Indique se cada afirmação concorda com o trecho sobre o princípio da motivação, respondendo sim ou não e citando as palavras decisivas do trecho: (a) a Lei nº 9.784/99 regula o processo administrativo no âmbito da Administração Pública Federal; (b) a motivação de decisões orais dispensa registro escrito; (c) na solução de vários assuntos da mesma natureza, é proibido usar meio mecânico que reproduza os fundamentos das decisões.

» **Trecho da página**
==========

A motivação oferece razões imparciais, universais e aceitáveis, bem como, confere eficácia ao princípio da impessoalidade, eliminando-se as vontades particulares. O dever de motivar tende, ainda, a impedir danos indenizáveis, ou seja, prejuízos a terceiros. Por fim, a motivação busca assegurar a continuidade e estabilidade das políticas públicas, criando um ambiente seguro ao planejamento.

O princípio da motivação encontra-se previsto na Lei nº 9.784/99, que regula o processo administrativo no âmbito da Administração Pública Federal. O art. 50 da mesma lei determina vários tipos de motivação de atos administrativos:

Art. 50. Os atos administrativos deverão ser motivados, com indicação dos fatos e dos fundamentos jurídicos, quando: I- neguem, limitem ou afetem direitos ou interesses; II - imponham ou agravem deveres, encargos ou sanções; III - decidam processos administrativos de concurso ou seleção pública; IV - dispensem ou declarem a inexigibilidade de processo licitatório; V - decidam recursos administrativos; VI - decorram de reexame de ofício; VII - deixem de aplicar jurisprudência firmada sobre a questão ou discrepem de pareceres, laudos, propostas e relatórios oficiais; VIII - importem anulação, revogação, suspensão ou convalidação de ato administrativo. § 1o A motivação deve ser explícita, clara e congruente, podendo consistir em declaração de concordância com fundamentos de anteriores pareceres, informações, decisões ou propostas, que, neste caso, serão parte integrante do ato. § 2o Na solução de vários assuntos da mesma natureza, pode ser utilizado meio mecânico que reproduza os fundamentos das decisões, desde que não prejudique direito ou garantia dos interessados. § 3o A motivação das decisões de órgãos colegiados e comissões ou de decisões orais constará da respectiva ata ou de termo escrito.

==========

Registros de uma fonte de dados
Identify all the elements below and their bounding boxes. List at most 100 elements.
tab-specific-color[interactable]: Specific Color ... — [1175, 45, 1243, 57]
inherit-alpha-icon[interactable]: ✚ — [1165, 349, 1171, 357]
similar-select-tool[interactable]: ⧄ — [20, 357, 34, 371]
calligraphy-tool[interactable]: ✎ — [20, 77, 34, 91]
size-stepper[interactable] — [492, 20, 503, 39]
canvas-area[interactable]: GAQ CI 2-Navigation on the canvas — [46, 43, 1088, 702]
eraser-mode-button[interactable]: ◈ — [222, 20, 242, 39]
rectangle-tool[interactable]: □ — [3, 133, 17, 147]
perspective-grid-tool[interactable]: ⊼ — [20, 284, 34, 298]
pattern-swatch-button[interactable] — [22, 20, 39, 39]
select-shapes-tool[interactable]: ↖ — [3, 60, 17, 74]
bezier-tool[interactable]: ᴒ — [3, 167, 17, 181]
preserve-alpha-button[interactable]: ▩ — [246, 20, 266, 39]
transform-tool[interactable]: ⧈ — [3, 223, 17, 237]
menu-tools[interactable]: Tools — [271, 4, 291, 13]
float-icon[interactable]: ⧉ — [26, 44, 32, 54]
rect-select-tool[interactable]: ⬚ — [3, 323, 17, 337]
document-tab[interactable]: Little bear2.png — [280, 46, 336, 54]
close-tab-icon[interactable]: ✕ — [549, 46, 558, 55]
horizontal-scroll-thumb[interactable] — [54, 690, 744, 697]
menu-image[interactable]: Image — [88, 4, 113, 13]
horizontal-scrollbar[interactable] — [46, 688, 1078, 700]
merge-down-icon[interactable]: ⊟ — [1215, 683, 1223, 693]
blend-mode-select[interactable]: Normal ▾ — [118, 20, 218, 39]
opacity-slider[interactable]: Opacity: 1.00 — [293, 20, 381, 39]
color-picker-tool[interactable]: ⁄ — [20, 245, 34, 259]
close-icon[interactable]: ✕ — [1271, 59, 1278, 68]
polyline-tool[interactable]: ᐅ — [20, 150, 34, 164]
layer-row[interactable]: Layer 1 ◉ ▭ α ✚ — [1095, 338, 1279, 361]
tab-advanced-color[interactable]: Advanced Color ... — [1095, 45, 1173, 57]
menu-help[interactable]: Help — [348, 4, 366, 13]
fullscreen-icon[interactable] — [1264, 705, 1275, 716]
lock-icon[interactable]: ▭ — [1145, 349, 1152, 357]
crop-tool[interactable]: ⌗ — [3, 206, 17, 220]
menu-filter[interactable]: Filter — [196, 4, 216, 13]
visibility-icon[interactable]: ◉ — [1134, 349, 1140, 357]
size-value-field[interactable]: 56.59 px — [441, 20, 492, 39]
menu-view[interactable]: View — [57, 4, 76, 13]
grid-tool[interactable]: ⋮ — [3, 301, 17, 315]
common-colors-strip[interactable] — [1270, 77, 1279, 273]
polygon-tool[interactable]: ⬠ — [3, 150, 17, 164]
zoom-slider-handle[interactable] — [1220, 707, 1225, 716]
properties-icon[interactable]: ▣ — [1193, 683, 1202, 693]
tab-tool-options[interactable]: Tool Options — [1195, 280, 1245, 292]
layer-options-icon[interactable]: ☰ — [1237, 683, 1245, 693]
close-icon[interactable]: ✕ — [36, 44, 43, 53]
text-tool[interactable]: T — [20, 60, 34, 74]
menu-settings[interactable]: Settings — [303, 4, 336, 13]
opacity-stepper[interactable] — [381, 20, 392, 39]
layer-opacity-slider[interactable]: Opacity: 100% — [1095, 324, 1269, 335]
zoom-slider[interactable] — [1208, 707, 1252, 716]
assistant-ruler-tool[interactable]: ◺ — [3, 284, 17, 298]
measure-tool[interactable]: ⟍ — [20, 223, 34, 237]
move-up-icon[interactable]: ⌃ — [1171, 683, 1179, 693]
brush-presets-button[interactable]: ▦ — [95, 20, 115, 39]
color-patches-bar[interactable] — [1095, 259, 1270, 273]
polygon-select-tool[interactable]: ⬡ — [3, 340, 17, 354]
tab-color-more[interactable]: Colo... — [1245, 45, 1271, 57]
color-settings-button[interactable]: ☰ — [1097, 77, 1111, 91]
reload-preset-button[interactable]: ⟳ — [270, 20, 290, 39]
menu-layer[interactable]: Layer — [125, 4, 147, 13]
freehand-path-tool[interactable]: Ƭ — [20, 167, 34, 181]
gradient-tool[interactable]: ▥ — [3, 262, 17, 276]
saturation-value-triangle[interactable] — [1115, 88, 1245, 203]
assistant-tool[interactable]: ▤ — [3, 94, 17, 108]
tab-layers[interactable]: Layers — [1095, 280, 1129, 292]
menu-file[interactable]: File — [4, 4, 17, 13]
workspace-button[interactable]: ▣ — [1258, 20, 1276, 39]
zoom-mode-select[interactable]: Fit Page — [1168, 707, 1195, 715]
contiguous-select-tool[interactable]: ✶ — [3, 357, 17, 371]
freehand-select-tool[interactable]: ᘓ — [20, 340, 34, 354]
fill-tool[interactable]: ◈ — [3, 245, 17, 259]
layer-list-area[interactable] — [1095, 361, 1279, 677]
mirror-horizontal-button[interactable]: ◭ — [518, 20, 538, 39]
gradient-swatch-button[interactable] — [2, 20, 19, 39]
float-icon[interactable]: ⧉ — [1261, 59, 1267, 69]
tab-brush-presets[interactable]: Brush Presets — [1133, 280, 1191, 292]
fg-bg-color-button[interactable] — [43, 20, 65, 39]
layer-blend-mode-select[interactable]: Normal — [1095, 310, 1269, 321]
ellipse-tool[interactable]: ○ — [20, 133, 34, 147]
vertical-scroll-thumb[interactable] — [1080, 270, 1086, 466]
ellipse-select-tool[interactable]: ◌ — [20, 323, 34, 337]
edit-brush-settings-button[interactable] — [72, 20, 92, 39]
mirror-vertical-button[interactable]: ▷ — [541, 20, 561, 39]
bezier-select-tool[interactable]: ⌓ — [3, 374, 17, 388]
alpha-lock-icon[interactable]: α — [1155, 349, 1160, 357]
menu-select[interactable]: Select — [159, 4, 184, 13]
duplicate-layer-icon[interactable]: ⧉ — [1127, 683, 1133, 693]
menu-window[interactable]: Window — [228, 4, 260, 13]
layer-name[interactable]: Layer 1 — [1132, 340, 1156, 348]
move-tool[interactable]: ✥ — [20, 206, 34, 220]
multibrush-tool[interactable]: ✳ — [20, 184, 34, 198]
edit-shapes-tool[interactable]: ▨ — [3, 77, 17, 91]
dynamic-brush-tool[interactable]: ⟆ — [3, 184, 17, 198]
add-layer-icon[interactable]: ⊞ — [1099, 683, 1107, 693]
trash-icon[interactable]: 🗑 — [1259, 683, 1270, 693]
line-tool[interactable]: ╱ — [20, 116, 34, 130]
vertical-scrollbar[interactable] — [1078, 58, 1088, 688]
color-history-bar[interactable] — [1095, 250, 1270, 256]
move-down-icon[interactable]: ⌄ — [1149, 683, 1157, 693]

==========

» **Tarefa resolvida**
(a) Sim: "que regula o processo administrativo no âmbito da Administração Pública Federal".
(b) Não: "A motivação das decisões de órgãos colegiados e comissões ou de decisões orais constará da respectiva ata ou de termo escrito."
(c) Não: "pode ser utilizado meio mecânico que reproduza os fundamentos das decisões".